**The request**.
The listing below should be written out exactly; please include all of it.

**Information shown**.
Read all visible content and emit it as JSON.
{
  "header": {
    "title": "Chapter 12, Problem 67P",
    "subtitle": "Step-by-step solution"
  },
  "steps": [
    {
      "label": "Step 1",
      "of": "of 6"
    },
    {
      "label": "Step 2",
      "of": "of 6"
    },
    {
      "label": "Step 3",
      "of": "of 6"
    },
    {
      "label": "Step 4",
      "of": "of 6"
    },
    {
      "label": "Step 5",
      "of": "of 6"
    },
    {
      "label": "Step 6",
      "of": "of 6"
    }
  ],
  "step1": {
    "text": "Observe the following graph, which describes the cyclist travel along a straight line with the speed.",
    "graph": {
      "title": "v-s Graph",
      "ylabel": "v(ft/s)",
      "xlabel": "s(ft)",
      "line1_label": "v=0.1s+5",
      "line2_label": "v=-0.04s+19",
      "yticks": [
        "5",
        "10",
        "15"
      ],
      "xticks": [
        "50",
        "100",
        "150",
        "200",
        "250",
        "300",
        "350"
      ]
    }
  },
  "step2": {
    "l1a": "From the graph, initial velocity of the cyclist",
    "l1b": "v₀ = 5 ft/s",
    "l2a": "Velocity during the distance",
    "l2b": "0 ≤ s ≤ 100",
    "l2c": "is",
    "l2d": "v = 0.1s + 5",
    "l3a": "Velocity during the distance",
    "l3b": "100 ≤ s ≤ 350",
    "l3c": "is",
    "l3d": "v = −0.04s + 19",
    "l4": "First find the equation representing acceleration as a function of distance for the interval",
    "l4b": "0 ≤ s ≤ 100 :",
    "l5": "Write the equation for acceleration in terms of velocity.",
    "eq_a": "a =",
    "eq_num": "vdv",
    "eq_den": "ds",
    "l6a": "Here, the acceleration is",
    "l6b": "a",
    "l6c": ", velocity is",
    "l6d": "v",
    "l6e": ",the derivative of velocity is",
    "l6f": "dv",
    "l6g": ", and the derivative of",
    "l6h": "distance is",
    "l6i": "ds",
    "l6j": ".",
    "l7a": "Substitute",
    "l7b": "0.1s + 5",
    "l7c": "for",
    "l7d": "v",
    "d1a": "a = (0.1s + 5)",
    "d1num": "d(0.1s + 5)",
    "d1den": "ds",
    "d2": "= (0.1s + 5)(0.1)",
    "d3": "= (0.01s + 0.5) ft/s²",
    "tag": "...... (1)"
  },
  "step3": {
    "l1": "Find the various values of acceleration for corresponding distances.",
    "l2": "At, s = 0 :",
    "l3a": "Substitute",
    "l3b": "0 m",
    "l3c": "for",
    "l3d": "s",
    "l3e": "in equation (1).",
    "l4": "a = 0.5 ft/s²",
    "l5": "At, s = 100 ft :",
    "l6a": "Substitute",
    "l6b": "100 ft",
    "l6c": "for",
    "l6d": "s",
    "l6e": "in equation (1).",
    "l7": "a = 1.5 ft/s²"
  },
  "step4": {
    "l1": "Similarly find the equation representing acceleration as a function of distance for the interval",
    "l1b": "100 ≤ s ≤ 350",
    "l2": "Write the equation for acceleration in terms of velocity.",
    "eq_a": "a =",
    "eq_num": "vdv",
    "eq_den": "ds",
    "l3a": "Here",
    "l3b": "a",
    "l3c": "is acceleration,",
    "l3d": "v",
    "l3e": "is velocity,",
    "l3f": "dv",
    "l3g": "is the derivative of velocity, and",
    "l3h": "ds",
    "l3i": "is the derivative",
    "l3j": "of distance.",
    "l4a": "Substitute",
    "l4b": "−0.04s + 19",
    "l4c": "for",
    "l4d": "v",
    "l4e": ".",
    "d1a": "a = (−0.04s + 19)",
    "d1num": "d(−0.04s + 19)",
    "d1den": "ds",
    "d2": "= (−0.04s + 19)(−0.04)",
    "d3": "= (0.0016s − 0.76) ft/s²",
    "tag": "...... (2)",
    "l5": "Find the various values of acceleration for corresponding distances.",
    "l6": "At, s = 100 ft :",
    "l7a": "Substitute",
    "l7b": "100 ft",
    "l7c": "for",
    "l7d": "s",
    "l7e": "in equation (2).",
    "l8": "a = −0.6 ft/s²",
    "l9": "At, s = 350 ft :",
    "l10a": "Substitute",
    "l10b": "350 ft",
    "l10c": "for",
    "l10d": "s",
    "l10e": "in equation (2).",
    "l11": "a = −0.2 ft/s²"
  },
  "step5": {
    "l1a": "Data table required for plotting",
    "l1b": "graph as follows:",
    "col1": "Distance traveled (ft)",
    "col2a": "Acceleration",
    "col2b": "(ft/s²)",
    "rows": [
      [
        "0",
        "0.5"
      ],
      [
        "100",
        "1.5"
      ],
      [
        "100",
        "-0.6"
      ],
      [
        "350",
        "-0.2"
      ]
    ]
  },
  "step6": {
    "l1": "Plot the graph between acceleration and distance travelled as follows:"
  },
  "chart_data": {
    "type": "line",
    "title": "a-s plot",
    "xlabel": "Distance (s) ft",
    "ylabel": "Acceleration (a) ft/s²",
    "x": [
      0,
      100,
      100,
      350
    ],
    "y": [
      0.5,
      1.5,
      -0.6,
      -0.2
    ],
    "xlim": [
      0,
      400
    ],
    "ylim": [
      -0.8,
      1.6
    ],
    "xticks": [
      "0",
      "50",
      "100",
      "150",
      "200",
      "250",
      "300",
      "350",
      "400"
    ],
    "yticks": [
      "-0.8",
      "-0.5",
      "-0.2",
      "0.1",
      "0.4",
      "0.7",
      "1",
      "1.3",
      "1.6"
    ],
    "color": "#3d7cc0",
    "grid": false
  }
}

**Correct response**.
Read all visible content and emit it as JSON.
{
  "header": {
    "title": "Chapter 12, Problem 67P",
    "subtitle": "Step-by-step solution"
  },
  "steps": [
    {
      "label": "Step 1",
      "of": "of 6"
    },
    {
      "label": "Step 2",
      "of": "of 6"
    },
    {
      "label": "Step 3",
      "of": "of 6"
    },
    {
      "label": "Step 4",
      "of": "of 6"
    },
    {
      "label": "Step 5",
      "of": "of 6"
    },
    {
      "label": "Step 6",
      "of": "of 6"
    }
  ],
  "step1": {
    "text": "Observe the following graph, which describes the cyclist travel along a straight line with the speed.",
    "graph": {
      "title": "v-s Graph",
      "ylabel": "v(ft/s)",
      "xlabel": "s(ft)",
      "line1_label": "v=0.1s+5",
      "line2_label": "v=-0.04s+19",
      "yticks": [
        "5",
        "10",
        "15"
      ],
      "xticks": [
        "50",
        "100",
        "150",
        "200",
        "250",
        "300",
        "350"
      ]
    }
  },
  "step2": {
    "l1a": "From the graph, initial velocity of the cyclist",
    "l1b": "v₀ = 5 ft/s",
    "l2a": "Velocity during the distance",
    "l2b": "0 ≤ s ≤ 100",
    "l2c": "is",
    "l2d": "v = 0.1s + 5",
    "l3a": "Velocity during the distance",
    "l3b": "100 ≤ s ≤ 350",
    "l3c": "is",
    "l3d": "v = −0.04s + 19",
    "l4": "First find the equation representing acceleration as a function of distance for the interval",
    "l4b": "0 ≤ s ≤ 100 :",
    "l5": "Write the equation for acceleration in terms of velocity.",
    "eq_a": "a =",
    "eq_num": "vdv",
    "eq_den": "ds",
    "l6a": "Here, the acceleration is",
    "l6b": "a",
    "l6c": ", velocity is",
    "l6d": "v",
    "l6e": ",the derivative of velocity is",
    "l6f": "dv",
    "l6g": ", and the derivative of",
    "l6h": "distance is",
    "l6i": "ds",
    "l6j": ".",
    "l7a": "Substitute",
    "l7b": "0.1s + 5",
    "l7c": "for",
    "l7d": "v",
    "d1a": "a = (0.1s + 5)",
    "d1num": "d(0.1s + 5)",
    "d1den": "ds",
    "d2": "= (0.1s + 5)(0.1)",
    "d3": "= (0.01s + 0.5) ft/s²",
    "tag": "...... (1)"
  },
  "step3": {
    "l1": "Find the various values of acceleration for corresponding distances.",
    "l2": "At, s = 0 :",
    "l3a": "Substitute",
    "l3b": "0 m",
    "l3c": "for",
    "l3d": "s",
    "l3e": "in equation (1).",
    "l4": "a = 0.5 ft/s²",
    "l5": "At, s = 100 ft :",
    "l6a": "Substitute",
    "l6b": "100 ft",
    "l6c": "for",
    "l6d": "s",
    "l6e": "in equation (1).",
    "l7": "a = 1.5 ft/s²"
  },
  "step4": {
    "l1": "Similarly find the equation representing acceleration as a function of distance for the interval",
    "l1b": "100 ≤ s ≤ 350",
    "l2": "Write the equation for acceleration in terms of velocity.",
    "eq_a": "a =",
    "eq_num": "vdv",
    "eq_den": "ds",
    "l3a": "Here",
    "l3b": "a",
    "l3c": "is acceleration,",
    "l3d": "v",
    "l3e": "is velocity,",
    "l3f": "dv",
    "l3g": "is the derivative of velocity, and",
    "l3h": "ds",
    "l3i": "is the derivative",
    "l3j": "of distance.",
    "l4a": "Substitute",
    "l4b": "−0.04s + 19",
    "l4c": "for",
    "l4d": "v",
    "l4e": ".",
    "d1a": "a = (−0.04s + 19)",
    "d1num": "d(−0.04s + 19)",
    "d1den": "ds",
    "d2": "= (−0.04s + 19)(−0.04)",
    "d3": "= (0.0016s − 0.76) ft/s²",
    "tag": "...... (2)",
    "l5": "Find the various values of acceleration for corresponding distances.",
    "l6": "At, s = 100 ft :",
    "l7a": "Substitute",
    "l7b": "100 ft",
    "l7c": "for",
    "l7d": "s",
    "l7e": "in equation (2).",
    "l8": "a = −0.6 ft/s²",
    "l9": "At, s = 350 ft :",
    "l10a": "Substitute",
    "l10b": "350 ft",
    "l10c": "for",
    "l10d": "s",
    "l10e": "in equation (2).",
    "l11": "a = −0.2 ft/s²"
  },
  "step5": {
    "l1a": "Data table required for plotting",
    "l1b": "graph as follows:",
    "col1": "Distance traveled (ft)",
    "col2a": "Acceleration",
    "col2b": "(ft/s²)",
    "rows": [
      [
        "0",
        "0.5"
      ],
      [
        "100",
        "1.5"
      ],
      [
        "100",
        "-0.6"
      ],
      [
        "350",
        "-0.2"
      ]
    ]
  },
  "step6": {
    "l1": "Plot the graph between acceleration and distance travelled as follows:"
  },
  "chart_data": {
    "type": "line",
    "title": "a-s plot",
    "xlabel": "Distance (s) ft",
    "ylabel": "Acceleration (a) ft/s²",
    "x": [
      0,
      100,
      100,
      350
    ],
    "y": [
      0.5,
      1.5,
      -0.6,
      -0.2
    ],
    "xlim": [
      0,
      400
    ],
    "ylim": [
      -0.8,
      1.6
    ],
    "xticks": [
      "0",
      "50",
      "100",
      "150",
      "200",
      "250",
      "300",
      "350",
      "400"
    ],
    "yticks": [
      "-0.8",
      "-0.5",
      "-0.2",
      "0.1",
      "0.4",
      "0.7",
      "1",
      "1.3",
      "1.6"
    ],
    "color": "#3d7cc0",
    "grid": false
  }
}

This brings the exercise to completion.